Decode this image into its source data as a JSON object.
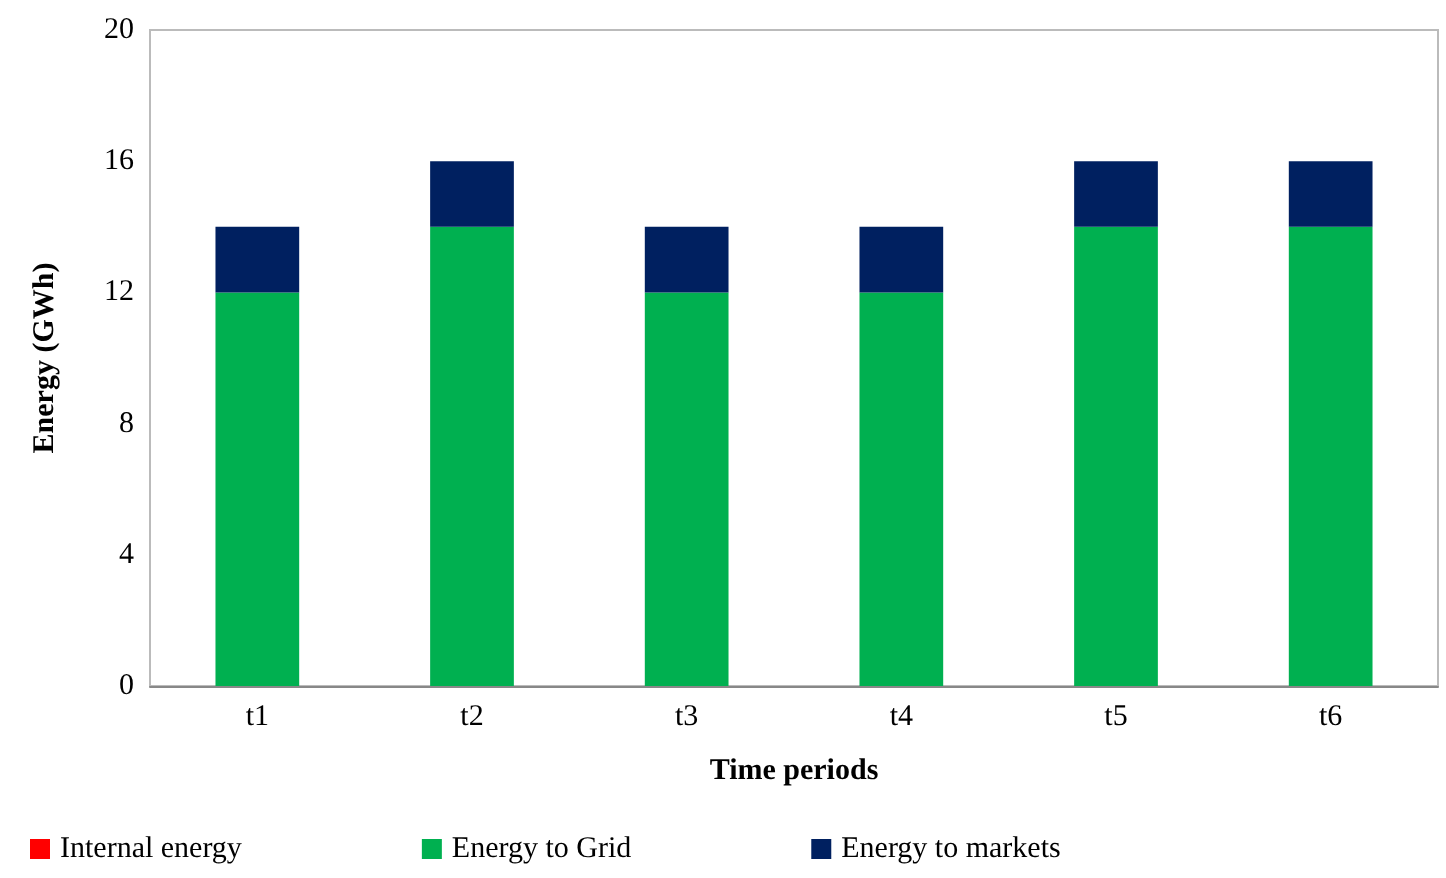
{
  "chart_data": {
    "type": "bar",
    "stacked": true,
    "xlabel": "Time periods",
    "ylabel": "Energy (GWh)",
    "categories": [
      "t1",
      "t2",
      "t3",
      "t4",
      "t5",
      "t6"
    ],
    "series": [
      {
        "name": "Internal energy",
        "color": "#ff0000",
        "values": [
          0,
          0,
          0,
          0,
          0,
          0
        ]
      },
      {
        "name": "Energy to Grid",
        "color": "#00b050",
        "values": [
          12,
          14,
          12,
          12,
          14,
          14
        ]
      },
      {
        "name": "Energy to markets",
        "color": "#002060",
        "values": [
          2,
          2,
          2,
          2,
          2,
          2
        ]
      }
    ],
    "ylim": [
      0,
      20
    ],
    "yticks": [
      0,
      4,
      8,
      12,
      16,
      20
    ],
    "grid": false,
    "legend": "bottom"
  }
}
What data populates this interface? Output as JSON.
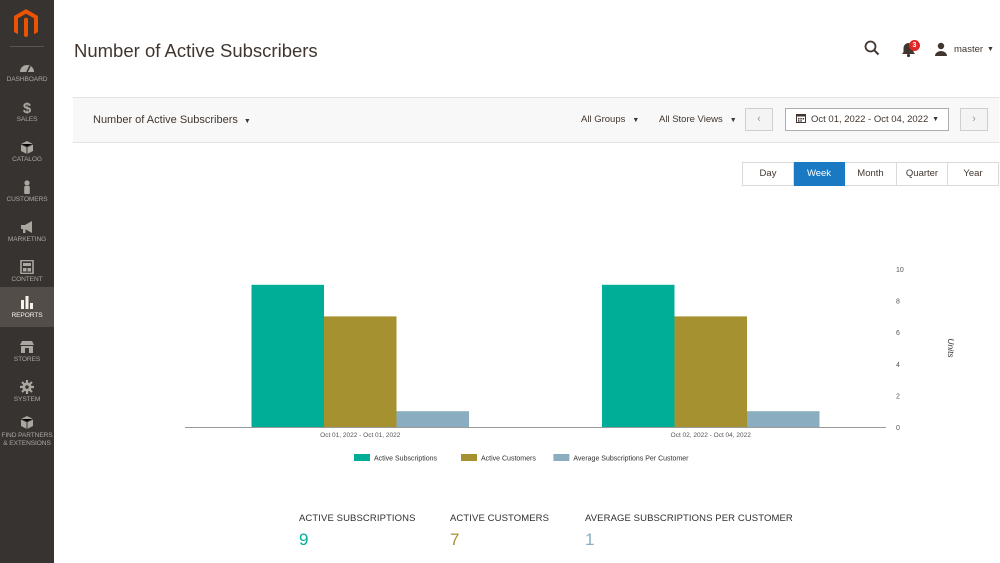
{
  "sidebar": {
    "items": [
      {
        "label": "DASHBOARD",
        "icon": "dashboard-icon"
      },
      {
        "label": "SALES",
        "icon": "dollar-icon"
      },
      {
        "label": "CATALOG",
        "icon": "cube-icon"
      },
      {
        "label": "CUSTOMERS",
        "icon": "person-icon"
      },
      {
        "label": "MARKETING",
        "icon": "megaphone-icon"
      },
      {
        "label": "CONTENT",
        "icon": "layout-icon"
      },
      {
        "label": "REPORTS",
        "icon": "bar-chart-icon"
      },
      {
        "label": "STORES",
        "icon": "store-icon"
      },
      {
        "label": "SYSTEM",
        "icon": "gear-icon"
      },
      {
        "label_1": "FIND PARTNERS",
        "label_2": "& EXTENSIONS",
        "icon": "box-icon"
      }
    ]
  },
  "header": {
    "title": "Number of Active Subscribers",
    "notification_count": "3",
    "user_name": "master"
  },
  "filters": {
    "report_select": "Number of Active Subscribers",
    "groups": "All Groups",
    "store_views": "All Store Views",
    "date_range": "Oct 01, 2022 - Oct 04, 2022"
  },
  "periods": {
    "day": "Day",
    "week": "Week",
    "month": "Month",
    "quarter": "Quarter",
    "year": "Year",
    "selected": "Week"
  },
  "chart_data": {
    "type": "bar",
    "categories": [
      "Oct 01, 2022 - Oct 01, 2022",
      "Oct 02, 2022 - Oct 04, 2022"
    ],
    "series": [
      {
        "name": "Active Subscriptions",
        "values": [
          9,
          9
        ],
        "color": "#00ae98"
      },
      {
        "name": "Active Customers",
        "values": [
          7,
          7
        ],
        "color": "#a69130"
      },
      {
        "name": "Average Subscriptions Per Customer",
        "values": [
          1,
          1
        ],
        "color": "#8aaebf"
      }
    ],
    "ylabel": "Units",
    "ylim": [
      0,
      10
    ],
    "yticks": [
      "0",
      "2",
      "4",
      "6",
      "8",
      "10"
    ],
    "y_axis_side": "right",
    "legend_position": "bottom"
  },
  "totals": [
    {
      "label": "ACTIVE SUBSCRIPTIONS",
      "value": "9",
      "color": "#00ae98"
    },
    {
      "label": "ACTIVE CUSTOMERS",
      "value": "7",
      "color": "#a69130"
    },
    {
      "label": "AVERAGE SUBSCRIPTIONS PER CUSTOMER",
      "value": "1",
      "color": "#8aaebf"
    }
  ]
}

What you are asked to do:
Return each line of the data, keeping its wording exact and omitting pictures.

Solved problem:
Decode this image into its source data as a JSON object.
{
  "chart_data": {
    "type": "bar",
    "stacked": true,
    "xlabel": "Time periods",
    "ylabel": "Energy (GWh)",
    "categories": [
      "t1",
      "t2",
      "t3",
      "t4",
      "t5",
      "t6"
    ],
    "series": [
      {
        "name": "Internal energy",
        "color": "#ff0000",
        "values": [
          0,
          0,
          0,
          0,
          0,
          0
        ]
      },
      {
        "name": "Energy to Grid",
        "color": "#00b050",
        "values": [
          12,
          14,
          12,
          12,
          14,
          14
        ]
      },
      {
        "name": "Energy to markets",
        "color": "#002060",
        "values": [
          2,
          2,
          2,
          2,
          2,
          2
        ]
      }
    ],
    "ylim": [
      0,
      20
    ],
    "yticks": [
      0,
      4,
      8,
      12,
      16,
      20
    ],
    "grid": false,
    "legend": "bottom"
  }
}
What data populates this interface? Output as JSON.
{
  "sidebar": {
    "items": [
      {
        "label": "DASHBOARD",
        "icon": "dashboard-icon"
      },
      {
        "label": "SALES",
        "icon": "dollar-icon"
      },
      {
        "label": "CATALOG",
        "icon": "cube-icon"
      },
      {
        "label": "CUSTOMERS",
        "icon": "person-icon"
      },
      {
        "label": "MARKETING",
        "icon": "megaphone-icon"
      },
      {
        "label": "CONTENT",
        "icon": "layout-icon"
      },
      {
        "label": "REPORTS",
        "icon": "bar-chart-icon"
      },
      {
        "label": "STORES",
        "icon": "store-icon"
      },
      {
        "label": "SYSTEM",
        "icon": "gear-icon"
      },
      {
        "label_1": "FIND PARTNERS",
        "label_2": "& EXTENSIONS",
        "icon": "box-icon"
      }
    ]
  },
  "header": {
    "title": "Number of Active Subscribers",
    "notification_count": "3",
    "user_name": "master"
  },
  "filters": {
    "report_select": "Number of Active Subscribers",
    "groups": "All Groups",
    "store_views": "All Store Views",
    "date_range": "Oct 01, 2022 - Oct 04, 2022"
  },
  "periods": {
    "day": "Day",
    "week": "Week",
    "month": "Month",
    "quarter": "Quarter",
    "year": "Year",
    "selected": "Week"
  },
  "chart_data": {
    "type": "bar",
    "categories": [
      "Oct 01, 2022 - Oct 01, 2022",
      "Oct 02, 2022 - Oct 04, 2022"
    ],
    "series": [
      {
        "name": "Active Subscriptions",
        "values": [
          9,
          9
        ],
        "color": "#00ae98"
      },
      {
        "name": "Active Customers",
        "values": [
          7,
          7
        ],
        "color": "#a69130"
      },
      {
        "name": "Average Subscriptions Per Customer",
        "values": [
          1,
          1
        ],
        "color": "#8aaebf"
      }
    ],
    "ylabel": "Units",
    "ylim": [
      0,
      10
    ],
    "yticks": [
      "0",
      "2",
      "4",
      "6",
      "8",
      "10"
    ],
    "y_axis_side": "right",
    "legend_position": "bottom"
  },
  "totals": [
    {
      "label": "ACTIVE SUBSCRIPTIONS",
      "value": "9",
      "color": "#00ae98"
    },
    {
      "label": "ACTIVE CUSTOMERS",
      "value": "7",
      "color": "#a69130"
    },
    {
      "label": "AVERAGE SUBSCRIPTIONS PER CUSTOMER",
      "value": "1",
      "color": "#8aaebf"
    }
  ]
}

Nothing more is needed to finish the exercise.